- _What you have to do_:
Count every line that holds the string "related", and report the number alone.

- _Supplied records_:
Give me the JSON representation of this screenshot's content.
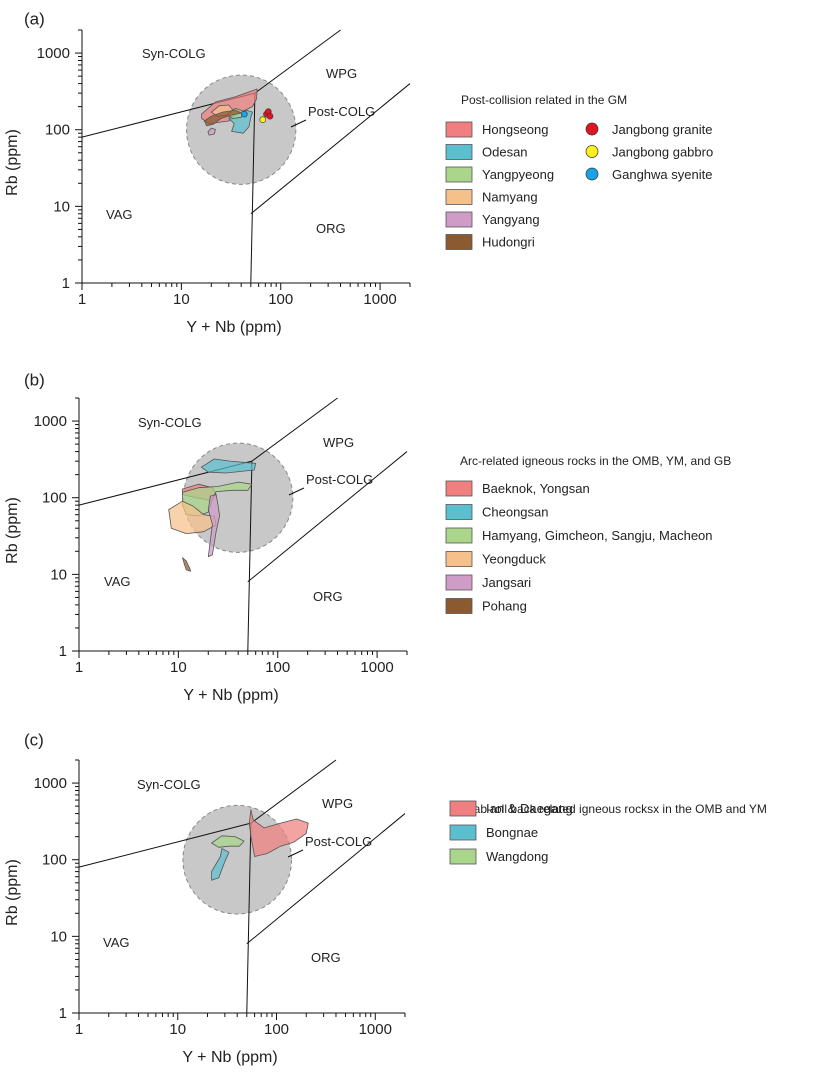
{
  "colors": {
    "hongseong": "#f08080",
    "odesan": "#5bbfcf",
    "yangpyeong": "#a9d68a",
    "namyang": "#f6c08a",
    "yangyang": "#cf9cc8",
    "hudongri": "#8b5a30",
    "jangbong_granite": "#e0151f",
    "jangbong_gabbro": "#ffef1a",
    "ganghwa_syenite": "#1aa3e8",
    "postcolg_field": "#c8c8c8"
  },
  "chart_data": [
    {
      "type": "scatter",
      "panel": "(a)",
      "xlabel": "Y + Nb (ppm)",
      "ylabel": "Rb (ppm)",
      "xscale": "log",
      "yscale": "log",
      "xlim": [
        1,
        2000
      ],
      "ylim": [
        1,
        2000
      ],
      "xticks": [
        "1",
        "10",
        "100",
        "1000"
      ],
      "yticks": [
        "1",
        "10",
        "100",
        "1000"
      ],
      "field_labels": [
        "Syn-COLG",
        "WPG",
        "Post-COLG",
        "VAG",
        "ORG"
      ],
      "boundaries": [
        {
          "name": "VAG / syn-COLG",
          "points": [
            [
              1,
              80
            ],
            [
              55,
              300
            ]
          ]
        },
        {
          "name": "VAG / ORG",
          "points": [
            [
              50,
              1
            ],
            [
              55,
              300
            ]
          ]
        },
        {
          "name": "syn-COLG / WPG",
          "points": [
            [
              55,
              300
            ],
            [
              400,
              2000
            ]
          ]
        },
        {
          "name": "WPG / ORG",
          "points": [
            [
              50,
              8
            ],
            [
              2000,
              400
            ]
          ]
        }
      ],
      "post_colg_field": {
        "center": [
          40,
          100
        ],
        "log_radius": 0.55
      },
      "legend_title": "Post-collision related in the GM",
      "series": [
        {
          "name": "Hongseong",
          "kind": "field",
          "color_key": "hongseong",
          "polygon": [
            [
              16,
              160
            ],
            [
              22,
              230
            ],
            [
              35,
              270
            ],
            [
              58,
              340
            ],
            [
              57,
              250
            ],
            [
              52,
              200
            ],
            [
              40,
              170
            ],
            [
              30,
              130
            ],
            [
              19,
              120
            ],
            [
              16,
              140
            ]
          ]
        },
        {
          "name": "Odesan",
          "kind": "field",
          "color_key": "odesan",
          "polygon": [
            [
              30,
              140
            ],
            [
              37,
              165
            ],
            [
              45,
              180
            ],
            [
              52,
              170
            ],
            [
              50,
              145
            ],
            [
              48,
              110
            ],
            [
              42,
              90
            ],
            [
              32,
              95
            ],
            [
              34,
              120
            ]
          ]
        },
        {
          "name": "Yangpyeong",
          "kind": "field",
          "color_key": "yangpyeong",
          "polygon": [
            [
              28,
              160
            ],
            [
              35,
              190
            ],
            [
              42,
              175
            ],
            [
              40,
              145
            ],
            [
              33,
              140
            ]
          ]
        },
        {
          "name": "Namyang",
          "kind": "field",
          "color_key": "namyang",
          "polygon": [
            [
              20,
              170
            ],
            [
              24,
              205
            ],
            [
              30,
              210
            ],
            [
              33,
              180
            ],
            [
              29,
              155
            ],
            [
              23,
              150
            ]
          ]
        },
        {
          "name": "Yangyang",
          "kind": "field",
          "color_key": "yangyang",
          "polygon": [
            [
              18.5,
              94
            ],
            [
              20,
              105
            ],
            [
              22,
              101
            ],
            [
              21.5,
              88
            ],
            [
              19,
              85
            ]
          ]
        },
        {
          "name": "Hudongri",
          "kind": "field",
          "color_key": "hudongri",
          "polygon": [
            [
              17,
              130
            ],
            [
              20,
              150
            ],
            [
              26,
              170
            ],
            [
              35,
              180
            ],
            [
              40,
              165
            ],
            [
              32,
              155
            ],
            [
              25,
              140
            ],
            [
              21,
              118
            ],
            [
              18,
              112
            ]
          ]
        },
        {
          "name": "Jangbong granite",
          "kind": "points",
          "color_key": "jangbong_granite",
          "points": [
            [
              72,
              160
            ],
            [
              75,
              172
            ],
            [
              78,
              150
            ]
          ]
        },
        {
          "name": "Jangbong gabbro",
          "kind": "points",
          "color_key": "jangbong_gabbro",
          "points": [
            [
              66,
              135
            ]
          ]
        },
        {
          "name": "Ganghwa syenite",
          "kind": "points",
          "color_key": "ganghwa_syenite",
          "points": [
            [
              43,
              160
            ]
          ]
        }
      ]
    },
    {
      "type": "scatter",
      "panel": "(b)",
      "xlabel": "Y + Nb (ppm)",
      "ylabel": "Rb (ppm)",
      "xscale": "log",
      "yscale": "log",
      "xlim": [
        1,
        2000
      ],
      "ylim": [
        1,
        2000
      ],
      "xticks": [
        "1",
        "10",
        "100",
        "1000"
      ],
      "yticks": [
        "1",
        "10",
        "100",
        "1000"
      ],
      "field_labels": [
        "Syn-COLG",
        "WPG",
        "Post-COLG",
        "VAG",
        "ORG"
      ],
      "legend_title": "Arc-related igneous rocks in the OMB, YM, and GB",
      "series": [
        {
          "name": "Baeknok, Yongsan",
          "kind": "field",
          "color_key": "hongseong",
          "polygon": [
            [
              11,
              130
            ],
            [
              16,
              150
            ],
            [
              22,
              135
            ],
            [
              24,
              110
            ],
            [
              21,
              92
            ],
            [
              15,
              100
            ],
            [
              11,
              110
            ]
          ]
        },
        {
          "name": "Cheongsan",
          "kind": "field",
          "color_key": "odesan",
          "polygon": [
            [
              17,
              250
            ],
            [
              23,
              320
            ],
            [
              33,
              300
            ],
            [
              45,
              290
            ],
            [
              60,
              280
            ],
            [
              58,
              230
            ],
            [
              42,
              220
            ],
            [
              30,
              210
            ],
            [
              20,
              215
            ]
          ]
        },
        {
          "name": "Hamyang, Gimcheon, Sangju, Macheon",
          "kind": "field",
          "color_key": "yangpyeong",
          "polygon": [
            [
              11,
              118
            ],
            [
              16,
              135
            ],
            [
              25,
              140
            ],
            [
              40,
              160
            ],
            [
              55,
              150
            ],
            [
              50,
              125
            ],
            [
              35,
              125
            ],
            [
              24,
              120
            ],
            [
              22,
              95
            ],
            [
              20,
              65
            ],
            [
              16,
              58
            ],
            [
              12,
              60
            ],
            [
              11,
              80
            ]
          ]
        },
        {
          "name": "Yeongduck",
          "kind": "field",
          "color_key": "namyang",
          "polygon": [
            [
              8,
              70
            ],
            [
              11,
              90
            ],
            [
              14,
              78
            ],
            [
              18,
              60
            ],
            [
              23,
              57
            ],
            [
              24,
              44
            ],
            [
              18,
              36
            ],
            [
              12,
              34
            ],
            [
              8.5,
              40
            ]
          ]
        },
        {
          "name": "Jangsari",
          "kind": "field",
          "color_key": "yangyang",
          "polygon": [
            [
              21,
              105
            ],
            [
              24,
              110
            ],
            [
              25,
              82
            ],
            [
              26,
              58
            ],
            [
              24,
              36
            ],
            [
              22,
              18
            ],
            [
              20,
              17
            ],
            [
              21,
              28
            ],
            [
              22,
              45
            ],
            [
              20,
              70
            ]
          ]
        },
        {
          "name": "Pohang",
          "kind": "field",
          "color_key": "hudongri",
          "polygon": [
            [
              11,
              16.5
            ],
            [
              12,
              15
            ],
            [
              13,
              12
            ],
            [
              13.3,
              11
            ],
            [
              12,
              11.5
            ],
            [
              11.5,
              13.5
            ]
          ]
        }
      ]
    },
    {
      "type": "scatter",
      "panel": "(c)",
      "xlabel": "Y + Nb (ppm)",
      "ylabel": "Rb (ppm)",
      "xscale": "log",
      "yscale": "log",
      "xlim": [
        1,
        2000
      ],
      "ylim": [
        1,
        2000
      ],
      "xticks": [
        "1",
        "10",
        "100",
        "1000"
      ],
      "yticks": [
        "1",
        "10",
        "100",
        "1000"
      ],
      "field_labels": [
        "Syn-COLG",
        "WPG",
        "Post-COLG",
        "VAG",
        "ORG"
      ],
      "legend_title": "Slab-roll back related igneous rocksx in the OMB and YM",
      "series": [
        {
          "name": "Ian & Daegang",
          "kind": "field",
          "color_key": "hongseong",
          "polygon": [
            [
              53,
              300
            ],
            [
              55,
              450
            ],
            [
              58,
              330
            ],
            [
              75,
              260
            ],
            [
              110,
              300
            ],
            [
              160,
              340
            ],
            [
              210,
              300
            ],
            [
              200,
              220
            ],
            [
              150,
              170
            ],
            [
              110,
              150
            ],
            [
              80,
              120
            ],
            [
              60,
              110
            ],
            [
              55,
              200
            ]
          ]
        },
        {
          "name": "Bongnae",
          "kind": "field",
          "color_key": "odesan",
          "polygon": [
            [
              22,
              70
            ],
            [
              27,
              110
            ],
            [
              28,
              140
            ],
            [
              33,
              125
            ],
            [
              30,
              95
            ],
            [
              26,
              58
            ],
            [
              22,
              54
            ]
          ]
        },
        {
          "name": "Wangdong",
          "kind": "field",
          "color_key": "yangpyeong",
          "polygon": [
            [
              22,
              165
            ],
            [
              28,
              205
            ],
            [
              38,
              200
            ],
            [
              47,
              175
            ],
            [
              42,
              150
            ],
            [
              33,
              150
            ],
            [
              26,
              145
            ]
          ]
        }
      ]
    }
  ]
}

- _The reply_:
3